The exercise
Where the string "nâng" occurs in the material below, report the whole line.

Data entries

━━━━━━━━━━

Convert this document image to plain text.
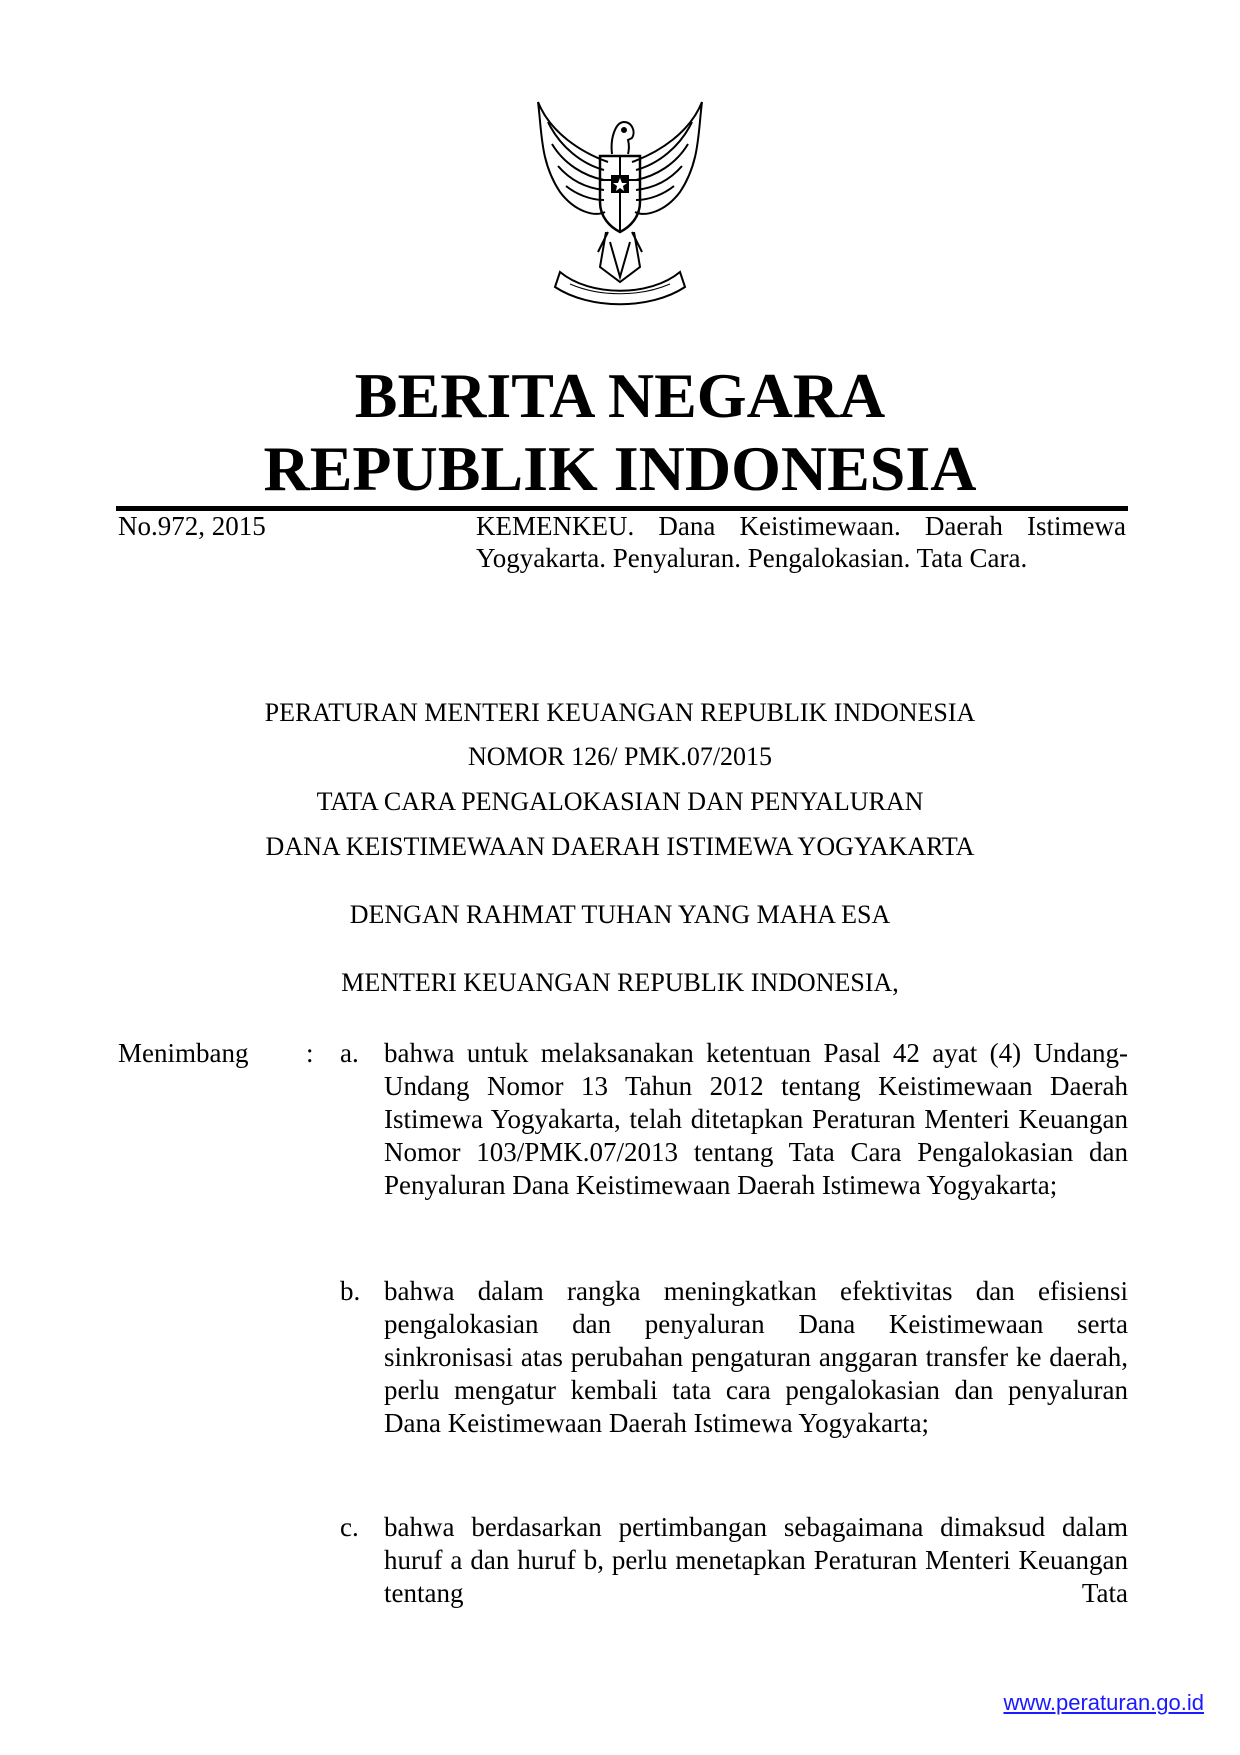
BERITA NEGARA
REPUBLIK INDONESIA
No.972, 2015	KEMENKEU. Dana Keistimewaan. Daerah Istimewa Yogyakarta. Penyaluran. Pengalokasian. Tata Cara.
PERATURAN MENTERI KEUANGAN REPUBLIK INDONESIA
NOMOR 126/ PMK.07/2015
TATA CARA PENGALOKASIAN DAN PENYALURAN
DANA KEISTIMEWAAN DAERAH ISTIMEWA YOGYAKARTA
DENGAN RAHMAT TUHAN YANG MAHA ESA
MENTERI KEUANGAN REPUBLIK INDONESIA,
Menimbang : a. bahwa untuk melaksanakan ketentuan Pasal 42 ayat (4) Undang-Undang Nomor 13 Tahun 2012 tentang Keistimewaan Daerah Istimewa Yogyakarta, telah ditetapkan Peraturan Menteri Keuangan Nomor 103/PMK.07/2013 tentang Tata Cara Pengalokasian dan Penyaluran Dana Keistimewaan Daerah Istimewa Yogyakarta;
b. bahwa dalam rangka meningkatkan efektivitas dan efisiensi pengalokasian dan penyaluran Dana Keistimewaan serta sinkronisasi atas perubahan pengaturan anggaran transfer ke daerah, perlu mengatur kembali tata cara pengalokasian dan penyaluran Dana Keistimewaan Daerah Istimewa Yogyakarta;
c. bahwa berdasarkan pertimbangan sebagaimana dimaksud dalam huruf a dan huruf b, perlu menetapkan Peraturan Menteri Keuangan tentang Tata
www.peraturan.go.id
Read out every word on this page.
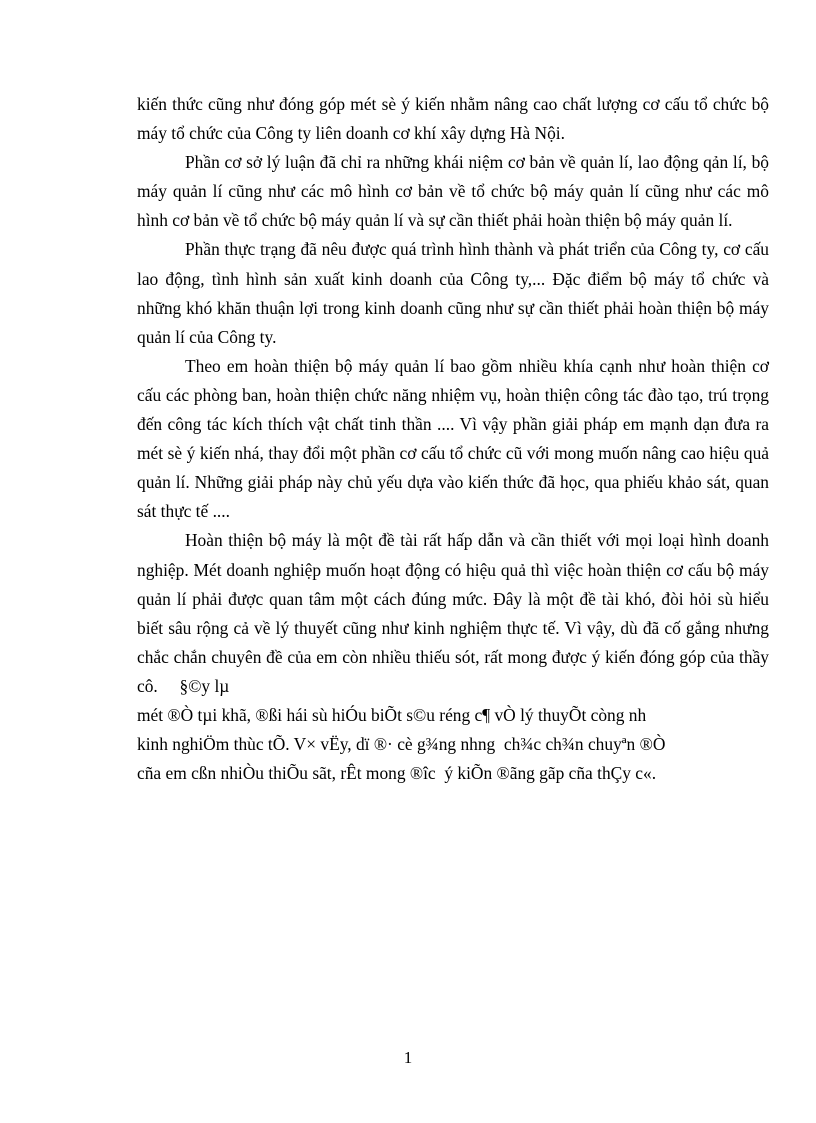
kiến thức cũng như đóng góp mét sè ý kiến nhằm nâng cao chất lượng cơ cấu tổ chức bộ máy tổ chức của Công ty liên doanh cơ khí xây dựng Hà Nội.

Phần cơ sở lý luận đã chỉ ra những khái niệm cơ bản về quản lí, lao động qản lí, bộ máy quản lí cũng như các mô hình cơ bản về tổ chức bộ máy quản lí cũng như các mô hình cơ bản về tổ chức bộ máy quản lí và sự cần thiết phải hoàn thiện bộ máy quản lí.

Phần thực trạng đã nêu được quá trình hình thành và phát triển của Công ty, cơ cấu lao động, tình hình sản xuất kinh doanh của Công ty,... Đặc điểm bộ máy tổ chức và những khó khăn thuận lợi trong kinh doanh cũng như sự cần thiết phải hoàn thiện bộ máy quản lí của Công ty.

Theo em hoàn thiện bộ máy quản lí bao gồm nhiều khía cạnh như hoàn thiện cơ cấu các phòng ban, hoàn thiện chức năng nhiệm vụ, hoàn thiện công tác đào tạo, trú trọng đến công tác kích thích vật chất tinh thần .... Vì vậy phần giải pháp em mạnh dạn đưa ra mét sè ý kiến nhá, thay đổi một phần cơ cấu tổ chức cũ với mong muốn nâng cao hiệu quả quản lí. Những giải pháp này chủ yếu dựa vào kiến thức đã học, qua phiếu khảo sát, quan sát thực tế ....

Hoàn thiện bộ máy là một đề tài rất hấp dẫn và cần thiết với mọi loại hình doanh nghiệp. Mét doanh nghiệp muốn hoạt động có hiệu quả thì việc hoàn thiện cơ cấu bộ máy quản lí phải được quan tâm một cách đúng mức. Đây là một đề tài khó, đòi hỏi sù hiểu biết sâu rộng cả về lý thuyết cũng như kinh nghiệm thực tế. Vì vậy, dù đã cố gắng nhưng chắc chắn chuyên đề của em còn nhiều thiếu sót, rất mong được ý kiến đóng góp của thầy cô. §©y lµ

mét ®Ò tµi khã, ®ßi hái sù hiÓu biÕt s©u réng c¶ vÒ lý thuyÕt còng nh
kinh nghiÖm thùc tÕ. V× vËy, dï ®· cè g¾ng nhng  ch¾c ch¾n chuyªn ®Ò
cña em cßn nhiÒu thiÕu sãt, rÊt mong ®îc  ý kiÕn ®ãng gãp cña thÇy c«.
1
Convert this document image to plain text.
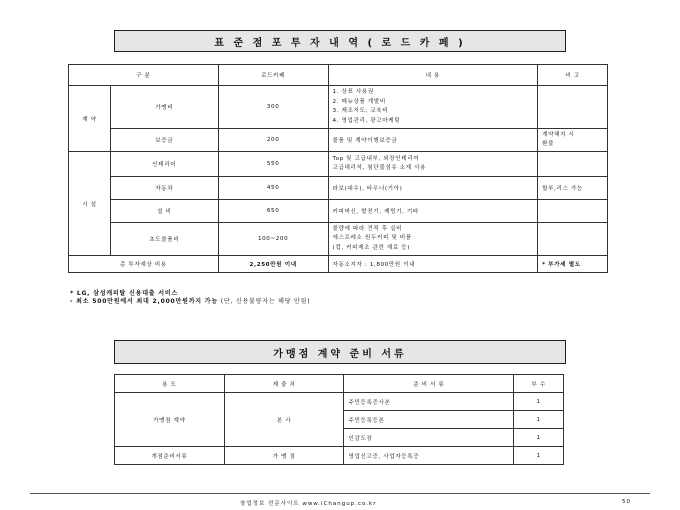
표 준 점 포 투 자 내 역 ( 로 드 카 페 )
구 분		로드카페	내 용	비 고
계 약	가맹비	300	1. 상표 사용권
2. 메뉴상품 개발비
3. 제조지도, 교육비
4. 영업관리, 광고마케팅	

	보증금	200	물품 및 계약이행보증금	계약해지 시
환불

시 설	인테리어	550	Top 및 고급내부, 외장인테리어
고급대리석, 첨단불섬유 소재 사용	

	자동차	450	라보(대우), 타우너(기아)	할부,리스 가능
	설 비	650	커피머신, 발전기, 제빙기, 기타	
	초도물품비	100~200	물량에 따라 견적 후 실비
에스프레소 원두커피 및 비품
(컵, 커피제조 관련 재료 등)	

총 투자예상 비용		2,250만원 이내	자동소지자 : 1,800만원 이내	* 부가세 별도
* LG, 삼성캐피탈 신용대출 서비스
- 최소 500만원에서 최대 2,000만원까지 가능 (단, 신용불량자는 해당 안됨)
가맹점 계약 준비 서류
용 도	제 출 처	준 비 서 류	부 수
가맹점 계약	본 사	주민등록증사본	1
		주민등록등본	1
		인감도장	1
개점준비서류	가 맹 점	영업신고증, 사업자등록증	1
창업정보 전문사이트 www.iChangup.co.kr	50
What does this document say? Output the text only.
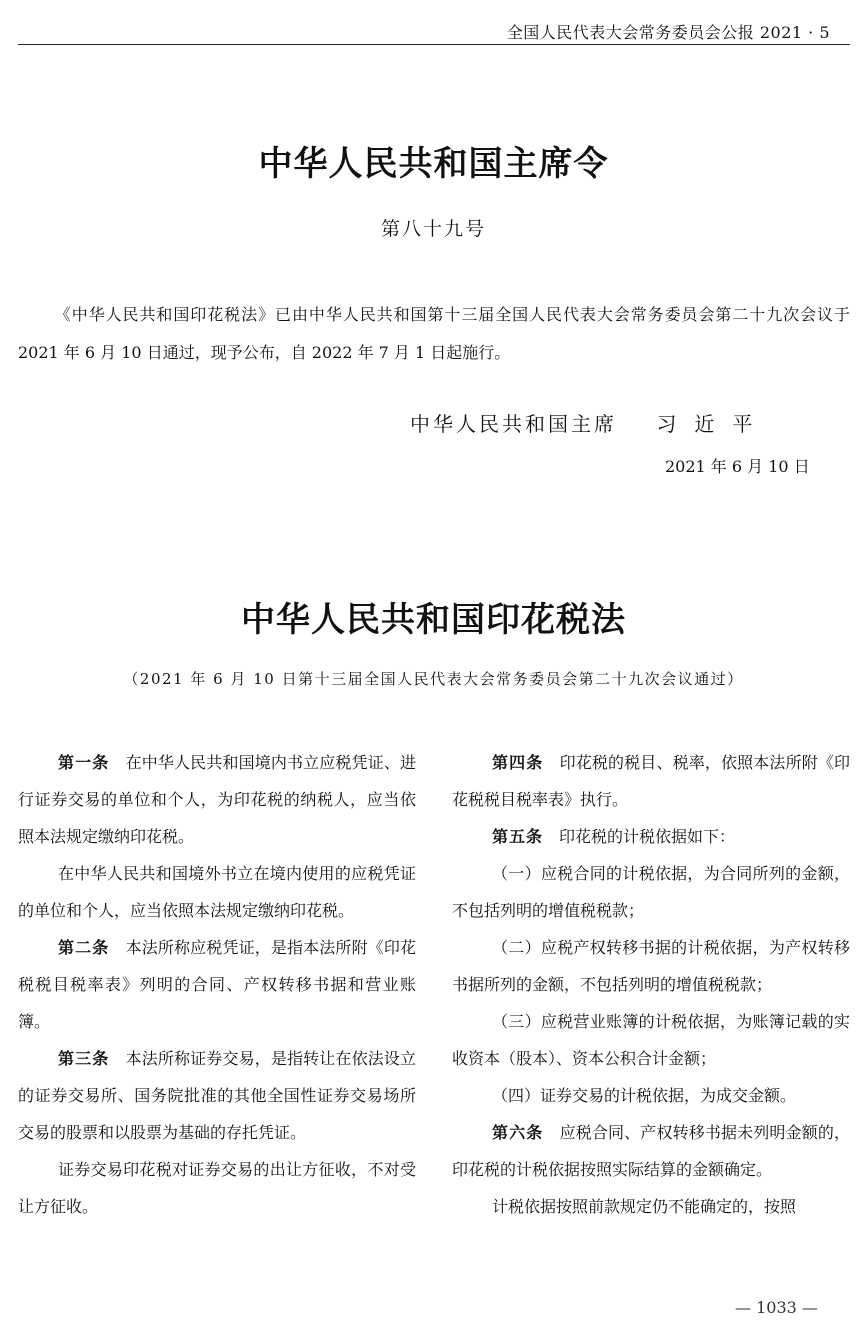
全国人民代表大会常务委员会公报 2021 · 5
中华人民共和国主席令
第八十九号
《中华人民共和国印花税法》已由中华人民共和国第十三届全国人民代表大会常务委员会第二十九次会议于 2021 年 6 月 10 日通过，现予公布，自 2022 年 7 月 1 日起施行。
中华人民共和国主席 习近平
2021 年 6 月 10 日
中华人民共和国印花税法
（2021 年 6 月 10 日第十三届全国人民代表大会常务委员会第二十九次会议通过）

第一条　 在中华人民共和国境内书立应税凭证、进行证券交易的单位和个人，为印花税的纳税人，应当依照本法规定缴纳印花税。

在中华人民共和国境外书立在境内使用的应税凭证的单位和个人，应当依照本法规定缴纳印花税。

第二条　 本法所称应税凭证，是指本法所附《印花税税目税率表》列明的合同、产权转移书据和营业账簿。

第三条　 本法所称证券交易，是指转让在依法设立的证券交易所、国务院批准的其他全国性证券交易场所交易的股票和以股票为基础的存托凭证。

证券交易印花税对证券交易的出让方征收，不对受让方征收。

第四条　 印花税的税目、税率，依照本法所附《印花税税目税率表》执行。

第五条　 印花税的计税依据如下：

（一）应税合同的计税依据，为合同所列的金额，不包括列明的增值税税款；

（二）应税产权转移书据的计税依据，为产权转移书据所列的金额，不包括列明的增值税税款；

（三）应税营业账簿的计税依据，为账簿记载的实收资本（股本）、资本公积合计金额；

（四）证券交易的计税依据，为成交金额。

第六条　 应税合同、产权转移书据未列明金额的，印花税的计税依据按照实际结算的金额确定。

计税依据按照前款规定仍不能确定的，按照

— 1033 —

━━━━━━━━━━

The result
kiến thức cũng như đóng góp mét sè ý kiến nhằm nâng cao chất lượng cơ cấu tổ chức bộ máy tổ chức của Công ty liên doanh cơ khí xây dựng Hà Nội.
Theo em hoàn thiện bộ máy quản lí bao gồm nhiều khía cạnh như hoàn thiện cơ cấu các phòng ban, hoàn thiện chức năng nhiệm vụ, hoàn thiện công tác đào tạo, trú trọng đến công tác kích thích vật chất tinh thần .... Vì vậy phần giải pháp em mạnh dạn đưa ra mét sè ý kiến nhá, thay đổi một phần cơ cấu tổ chức cũ với mong muốn nâng cao hiệu quả quản lí. Những giải pháp này chủ yếu dựa vào kiến thức đã học, qua phiếu khảo sát, quan sát thực tế ....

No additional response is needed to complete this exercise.